Goal: Output the entries verbatim, including every line.

Data supplied:
---

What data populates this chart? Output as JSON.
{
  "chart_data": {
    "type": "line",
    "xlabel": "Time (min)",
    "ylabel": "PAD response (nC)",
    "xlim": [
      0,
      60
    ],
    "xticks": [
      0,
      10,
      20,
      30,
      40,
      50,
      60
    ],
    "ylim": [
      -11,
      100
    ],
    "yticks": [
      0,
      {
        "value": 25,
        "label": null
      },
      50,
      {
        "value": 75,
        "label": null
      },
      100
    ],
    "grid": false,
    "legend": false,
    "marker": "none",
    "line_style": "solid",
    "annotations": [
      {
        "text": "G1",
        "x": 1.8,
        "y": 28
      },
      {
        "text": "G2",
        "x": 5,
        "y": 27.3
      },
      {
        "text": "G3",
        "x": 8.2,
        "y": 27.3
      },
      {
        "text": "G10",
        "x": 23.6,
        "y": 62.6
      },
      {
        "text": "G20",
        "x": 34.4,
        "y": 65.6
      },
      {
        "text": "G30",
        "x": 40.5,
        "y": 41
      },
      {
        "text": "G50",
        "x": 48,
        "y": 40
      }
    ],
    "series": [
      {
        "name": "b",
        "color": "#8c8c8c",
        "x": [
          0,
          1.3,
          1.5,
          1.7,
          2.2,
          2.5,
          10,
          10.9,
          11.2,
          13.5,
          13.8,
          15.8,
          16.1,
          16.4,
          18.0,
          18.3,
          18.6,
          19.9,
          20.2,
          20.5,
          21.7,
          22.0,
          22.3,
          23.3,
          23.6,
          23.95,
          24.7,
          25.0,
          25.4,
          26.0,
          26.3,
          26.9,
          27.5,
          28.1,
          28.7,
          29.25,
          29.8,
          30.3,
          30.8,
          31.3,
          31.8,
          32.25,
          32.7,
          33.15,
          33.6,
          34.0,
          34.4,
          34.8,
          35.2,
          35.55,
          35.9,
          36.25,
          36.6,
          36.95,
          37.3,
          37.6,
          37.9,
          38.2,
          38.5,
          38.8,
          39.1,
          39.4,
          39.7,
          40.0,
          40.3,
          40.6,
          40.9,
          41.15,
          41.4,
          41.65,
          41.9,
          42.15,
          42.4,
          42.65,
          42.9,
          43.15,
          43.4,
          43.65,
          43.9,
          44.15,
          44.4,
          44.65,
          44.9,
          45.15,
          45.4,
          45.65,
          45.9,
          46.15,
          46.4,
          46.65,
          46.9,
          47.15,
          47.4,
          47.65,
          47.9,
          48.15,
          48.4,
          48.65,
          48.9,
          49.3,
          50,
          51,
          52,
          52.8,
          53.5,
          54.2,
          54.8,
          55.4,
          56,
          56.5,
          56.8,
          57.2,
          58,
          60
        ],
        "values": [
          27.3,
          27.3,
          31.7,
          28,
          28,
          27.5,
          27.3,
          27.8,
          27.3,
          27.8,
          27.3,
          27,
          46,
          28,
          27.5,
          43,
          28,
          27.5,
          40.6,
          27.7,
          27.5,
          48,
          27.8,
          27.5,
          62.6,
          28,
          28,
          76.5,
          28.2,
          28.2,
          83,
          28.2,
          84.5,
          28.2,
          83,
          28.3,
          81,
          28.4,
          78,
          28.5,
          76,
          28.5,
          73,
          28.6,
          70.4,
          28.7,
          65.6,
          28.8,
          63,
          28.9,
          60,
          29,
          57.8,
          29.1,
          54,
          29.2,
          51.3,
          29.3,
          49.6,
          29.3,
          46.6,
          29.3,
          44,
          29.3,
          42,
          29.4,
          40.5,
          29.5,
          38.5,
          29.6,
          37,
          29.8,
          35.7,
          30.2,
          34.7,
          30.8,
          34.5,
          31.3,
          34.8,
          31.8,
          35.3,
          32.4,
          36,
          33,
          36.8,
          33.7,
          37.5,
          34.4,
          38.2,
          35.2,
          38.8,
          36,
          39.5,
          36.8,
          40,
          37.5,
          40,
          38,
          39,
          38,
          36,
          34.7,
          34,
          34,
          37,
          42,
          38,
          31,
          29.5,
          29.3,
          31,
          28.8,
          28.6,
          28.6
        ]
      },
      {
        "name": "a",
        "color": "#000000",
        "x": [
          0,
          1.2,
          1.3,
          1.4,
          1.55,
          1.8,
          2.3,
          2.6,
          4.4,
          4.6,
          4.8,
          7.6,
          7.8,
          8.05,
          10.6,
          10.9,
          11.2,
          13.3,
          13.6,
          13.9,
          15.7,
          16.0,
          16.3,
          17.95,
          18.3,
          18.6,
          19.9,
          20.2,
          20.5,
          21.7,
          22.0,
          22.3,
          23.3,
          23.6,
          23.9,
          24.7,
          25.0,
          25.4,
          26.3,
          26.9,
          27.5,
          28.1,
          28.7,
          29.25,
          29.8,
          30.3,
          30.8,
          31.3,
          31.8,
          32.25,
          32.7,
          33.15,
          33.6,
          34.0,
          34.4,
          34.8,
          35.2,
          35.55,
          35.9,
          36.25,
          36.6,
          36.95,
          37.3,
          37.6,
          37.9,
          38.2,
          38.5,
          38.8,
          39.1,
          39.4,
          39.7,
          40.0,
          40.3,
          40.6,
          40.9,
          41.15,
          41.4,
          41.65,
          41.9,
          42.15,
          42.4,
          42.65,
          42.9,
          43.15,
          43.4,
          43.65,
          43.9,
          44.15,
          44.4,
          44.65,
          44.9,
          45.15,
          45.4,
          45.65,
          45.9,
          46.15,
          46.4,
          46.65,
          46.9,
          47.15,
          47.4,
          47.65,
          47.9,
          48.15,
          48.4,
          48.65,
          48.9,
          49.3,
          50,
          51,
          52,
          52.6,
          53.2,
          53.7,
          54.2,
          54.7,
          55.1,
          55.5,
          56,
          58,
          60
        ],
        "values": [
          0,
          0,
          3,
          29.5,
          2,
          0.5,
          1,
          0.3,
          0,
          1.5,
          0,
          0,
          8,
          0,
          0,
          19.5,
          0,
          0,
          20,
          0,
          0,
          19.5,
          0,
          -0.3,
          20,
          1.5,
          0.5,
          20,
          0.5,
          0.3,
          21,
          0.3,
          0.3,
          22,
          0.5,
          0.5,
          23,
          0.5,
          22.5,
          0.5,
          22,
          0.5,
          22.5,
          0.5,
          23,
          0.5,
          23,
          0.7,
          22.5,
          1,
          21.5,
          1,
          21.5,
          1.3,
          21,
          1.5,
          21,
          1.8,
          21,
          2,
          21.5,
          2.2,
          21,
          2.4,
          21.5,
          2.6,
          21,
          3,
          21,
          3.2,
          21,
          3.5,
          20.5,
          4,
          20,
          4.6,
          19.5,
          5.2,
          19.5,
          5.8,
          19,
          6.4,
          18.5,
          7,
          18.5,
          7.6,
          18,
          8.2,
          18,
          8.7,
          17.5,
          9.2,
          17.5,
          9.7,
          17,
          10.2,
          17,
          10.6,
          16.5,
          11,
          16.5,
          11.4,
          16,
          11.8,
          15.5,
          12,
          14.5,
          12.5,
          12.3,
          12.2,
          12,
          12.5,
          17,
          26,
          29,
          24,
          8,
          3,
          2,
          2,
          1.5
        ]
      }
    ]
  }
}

---

Solved exercise:
What data populates this chart? Output as JSON.
{
  "chart_data": {
    "type": "line",
    "xlabel": "Time (min)",
    "ylabel": "PAD response (nC)",
    "xlim": [
      0,
      60
    ],
    "xticks": [
      0,
      10,
      20,
      30,
      40,
      50,
      60
    ],
    "ylim": [
      -11,
      100
    ],
    "yticks": [
      0,
      {
        "value": 25,
        "label": null
      },
      50,
      {
        "value": 75,
        "label": null
      },
      100
    ],
    "grid": false,
    "legend": false,
    "marker": "none",
    "line_style": "solid",
    "annotations": [
      {
        "text": "G1",
        "x": 1.8,
        "y": 28
      },
      {
        "text": "G2",
        "x": 5,
        "y": 27.3
      },
      {
        "text": "G3",
        "x": 8.2,
        "y": 27.3
      },
      {
        "text": "G10",
        "x": 23.6,
        "y": 62.6
      },
      {
        "text": "G20",
        "x": 34.4,
        "y": 65.6
      },
      {
        "text": "G30",
        "x": 40.5,
        "y": 41
      },
      {
        "text": "G50",
        "x": 48,
        "y": 40
      }
    ],
    "series": [
      {
        "name": "b",
        "color": "#8c8c8c",
        "x": [
          0,
          1.3,
          1.5,
          1.7,
          2.2,
          2.5,
          10,
          10.9,
          11.2,
          13.5,
          13.8,
          15.8,
          16.1,
          16.4,
          18.0,
          18.3,
          18.6,
          19.9,
          20.2,
          20.5,
          21.7,
          22.0,
          22.3,
          23.3,
          23.6,
          23.95,
          24.7,
          25.0,
          25.4,
          26.0,
          26.3,
          26.9,
          27.5,
          28.1,
          28.7,
          29.25,
          29.8,
          30.3,
          30.8,
          31.3,
          31.8,
          32.25,
          32.7,
          33.15,
          33.6,
          34.0,
          34.4,
          34.8,
          35.2,
          35.55,
          35.9,
          36.25,
          36.6,
          36.95,
          37.3,
          37.6,
          37.9,
          38.2,
          38.5,
          38.8,
          39.1,
          39.4,
          39.7,
          40.0,
          40.3,
          40.6,
          40.9,
          41.15,
          41.4,
          41.65,
          41.9,
          42.15,
          42.4,
          42.65,
          42.9,
          43.15,
          43.4,
          43.65,
          43.9,
          44.15,
          44.4,
          44.65,
          44.9,
          45.15,
          45.4,
          45.65,
          45.9,
          46.15,
          46.4,
          46.65,
          46.9,
          47.15,
          47.4,
          47.65,
          47.9,
          48.15,
          48.4,
          48.65,
          48.9,
          49.3,
          50,
          51,
          52,
          52.8,
          53.5,
          54.2,
          54.8,
          55.4,
          56,
          56.5,
          56.8,
          57.2,
          58,
          60
        ],
        "values": [
          27.3,
          27.3,
          31.7,
          28,
          28,
          27.5,
          27.3,
          27.8,
          27.3,
          27.8,
          27.3,
          27,
          46,
          28,
          27.5,
          43,
          28,
          27.5,
          40.6,
          27.7,
          27.5,
          48,
          27.8,
          27.5,
          62.6,
          28,
          28,
          76.5,
          28.2,
          28.2,
          83,
          28.2,
          84.5,
          28.2,
          83,
          28.3,
          81,
          28.4,
          78,
          28.5,
          76,
          28.5,
          73,
          28.6,
          70.4,
          28.7,
          65.6,
          28.8,
          63,
          28.9,
          60,
          29,
          57.8,
          29.1,
          54,
          29.2,
          51.3,
          29.3,
          49.6,
          29.3,
          46.6,
          29.3,
          44,
          29.3,
          42,
          29.4,
          40.5,
          29.5,
          38.5,
          29.6,
          37,
          29.8,
          35.7,
          30.2,
          34.7,
          30.8,
          34.5,
          31.3,
          34.8,
          31.8,
          35.3,
          32.4,
          36,
          33,
          36.8,
          33.7,
          37.5,
          34.4,
          38.2,
          35.2,
          38.8,
          36,
          39.5,
          36.8,
          40,
          37.5,
          40,
          38,
          39,
          38,
          36,
          34.7,
          34,
          34,
          37,
          42,
          38,
          31,
          29.5,
          29.3,
          31,
          28.8,
          28.6,
          28.6
        ]
      },
      {
        "name": "a",
        "color": "#000000",
        "x": [
          0,
          1.2,
          1.3,
          1.4,
          1.55,
          1.8,
          2.3,
          2.6,
          4.4,
          4.6,
          4.8,
          7.6,
          7.8,
          8.05,
          10.6,
          10.9,
          11.2,
          13.3,
          13.6,
          13.9,
          15.7,
          16.0,
          16.3,
          17.95,
          18.3,
          18.6,
          19.9,
          20.2,
          20.5,
          21.7,
          22.0,
          22.3,
          23.3,
          23.6,
          23.9,
          24.7,
          25.0,
          25.4,
          26.3,
          26.9,
          27.5,
          28.1,
          28.7,
          29.25,
          29.8,
          30.3,
          30.8,
          31.3,
          31.8,
          32.25,
          32.7,
          33.15,
          33.6,
          34.0,
          34.4,
          34.8,
          35.2,
          35.55,
          35.9,
          36.25,
          36.6,
          36.95,
          37.3,
          37.6,
          37.9,
          38.2,
          38.5,
          38.8,
          39.1,
          39.4,
          39.7,
          40.0,
          40.3,
          40.6,
          40.9,
          41.15,
          41.4,
          41.65,
          41.9,
          42.15,
          42.4,
          42.65,
          42.9,
          43.15,
          43.4,
          43.65,
          43.9,
          44.15,
          44.4,
          44.65,
          44.9,
          45.15,
          45.4,
          45.65,
          45.9,
          46.15,
          46.4,
          46.65,
          46.9,
          47.15,
          47.4,
          47.65,
          47.9,
          48.15,
          48.4,
          48.65,
          48.9,
          49.3,
          50,
          51,
          52,
          52.6,
          53.2,
          53.7,
          54.2,
          54.7,
          55.1,
          55.5,
          56,
          58,
          60
        ],
        "values": [
          0,
          0,
          3,
          29.5,
          2,
          0.5,
          1,
          0.3,
          0,
          1.5,
          0,
          0,
          8,
          0,
          0,
          19.5,
          0,
          0,
          20,
          0,
          0,
          19.5,
          0,
          -0.3,
          20,
          1.5,
          0.5,
          20,
          0.5,
          0.3,
          21,
          0.3,
          0.3,
          22,
          0.5,
          0.5,
          23,
          0.5,
          22.5,
          0.5,
          22,
          0.5,
          22.5,
          0.5,
          23,
          0.5,
          23,
          0.7,
          22.5,
          1,
          21.5,
          1,
          21.5,
          1.3,
          21,
          1.5,
          21,
          1.8,
          21,
          2,
          21.5,
          2.2,
          21,
          2.4,
          21.5,
          2.6,
          21,
          3,
          21,
          3.2,
          21,
          3.5,
          20.5,
          4,
          20,
          4.6,
          19.5,
          5.2,
          19.5,
          5.8,
          19,
          6.4,
          18.5,
          7,
          18.5,
          7.6,
          18,
          8.2,
          18,
          8.7,
          17.5,
          9.2,
          17.5,
          9.7,
          17,
          10.2,
          17,
          10.6,
          16.5,
          11,
          16.5,
          11.4,
          16,
          11.8,
          15.5,
          12,
          14.5,
          12.5,
          12.3,
          12.2,
          12,
          12.5,
          17,
          26,
          29,
          24,
          8,
          3,
          2,
          2,
          1.5
        ]
      }
    ]
  }
}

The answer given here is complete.